===== Dataset =====
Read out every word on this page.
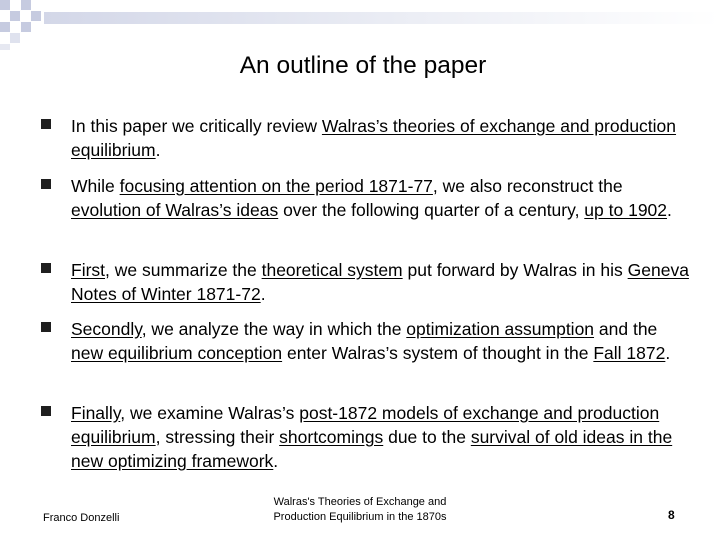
An outline of the paper
In this paper we critically review Walras’s theories of exchange and production equilibrium.
While focusing attention on the period 1871-77, we also reconstruct the evolution of Walras’s ideas over the following quarter of a century, up to 1902.
First, we summarize the theoretical system put forward by Walras in his Geneva Notes of Winter 1871-72.
Secondly, we analyze the way in which the optimization assumption and the new equilibrium conception enter Walras’s system of thought in the Fall 1872.
Finally, we examine Walras’s post-1872 models of exchange and production equilibrium, stressing their shortcomings due to the survival of old ideas in the new optimizing framework.
Franco Donzelli
Walras's Theories of Exchange and
Production Equilibrium in the 1870s	8
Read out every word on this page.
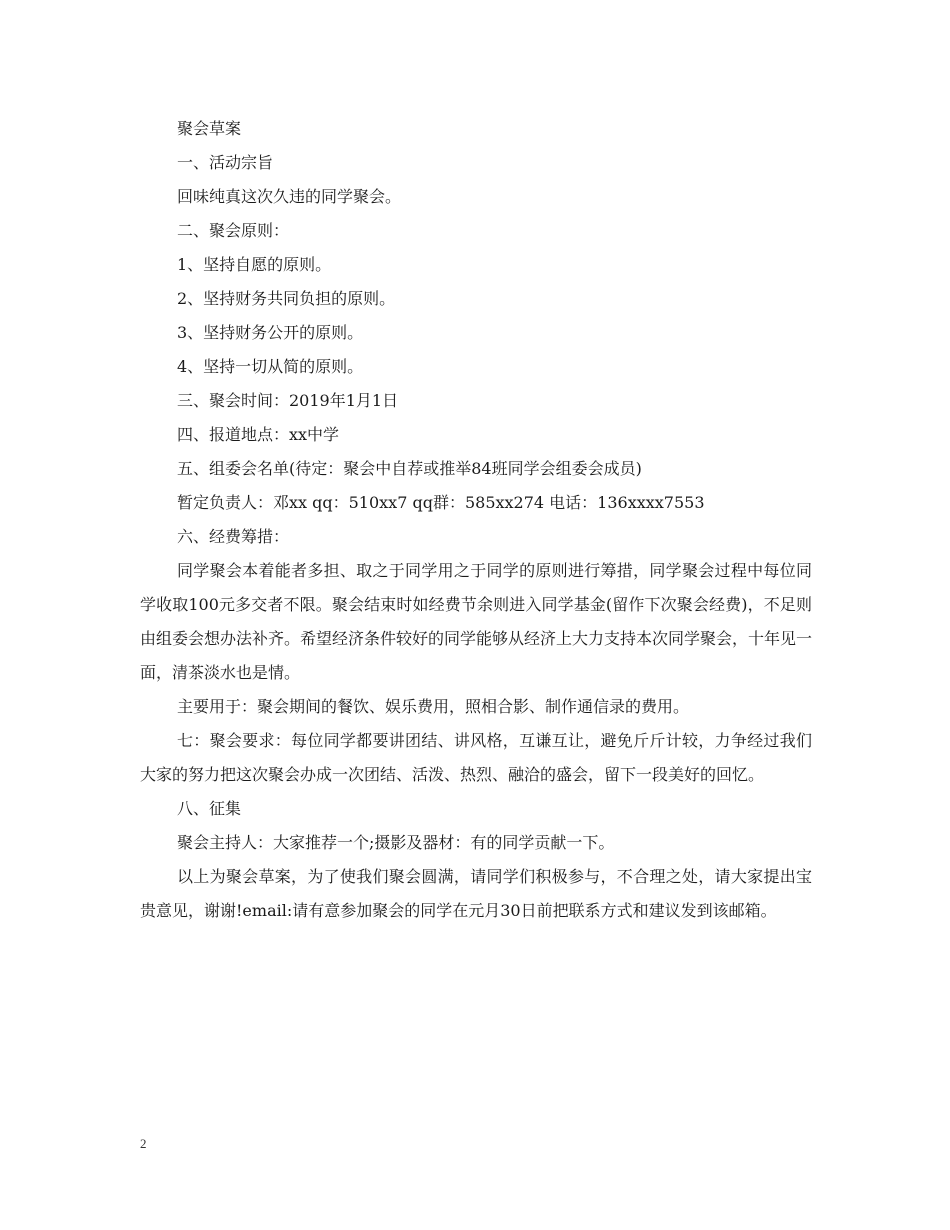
聚会草案
一、活动宗旨
回味纯真这次久违的同学聚会。
二、聚会原则：
1、坚持自愿的原则。
2、坚持财务共同负担的原则。
3、坚持财务公开的原则。
4、坚持一切从简的原则。
三、聚会时间：2019年1月1日
四、报道地点：xx中学
五、组委会名单(待定：聚会中自荐或推举84班同学会组委会成员)
暂定负责人：邓xx qq：510xx7 qq群：585xx274 电话：136xxxx7553
六、经费筹措：

同学聚会本着能者多担、取之于同学用之于同学的原则进行筹措，同学聚会过程中每位同学收取100元多交者不限。聚会结束时如经费节余则进入同学基金(留作下次聚会经费)，不足则由组委会想办法补齐。希望经济条件较好的同学能够从经济上大力支持本次同学聚会，十年见一面，清茶淡水也是情。

主要用于：聚会期间的餐饮、娱乐费用，照相合影、制作通信录的费用。

七：聚会要求：每位同学都要讲团结、讲风格，互谦互让，避免斤斤计较，力争经过我们大家的努力把这次聚会办成一次团结、活泼、热烈、融洽的盛会，留下一段美好的回忆。

八、征集
聚会主持人：大家推荐一个;摄影及器材：有的同学贡献一下。

以上为聚会草案，为了使我们聚会圆满，请同学们积极参与，不合理之处，请大家提出宝贵意见，谢谢!email:请有意参加聚会的同学在元月30日前把联系方式和建议发到该邮箱。

2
=====
_Brief_
Your task is to gather all lines from the entries above that hold the word "ideas".

_Exercise answer_
While focusing attention on the period 1871-77, we also reconstruct the evolution of Walras’s ideas over the following quarter of a century, up to 1902.
Finally, we examine Walras’s post-1872 models of exchange and production equilibrium, stressing their shortcomings due to the survival of old ideas in the new optimizing framework.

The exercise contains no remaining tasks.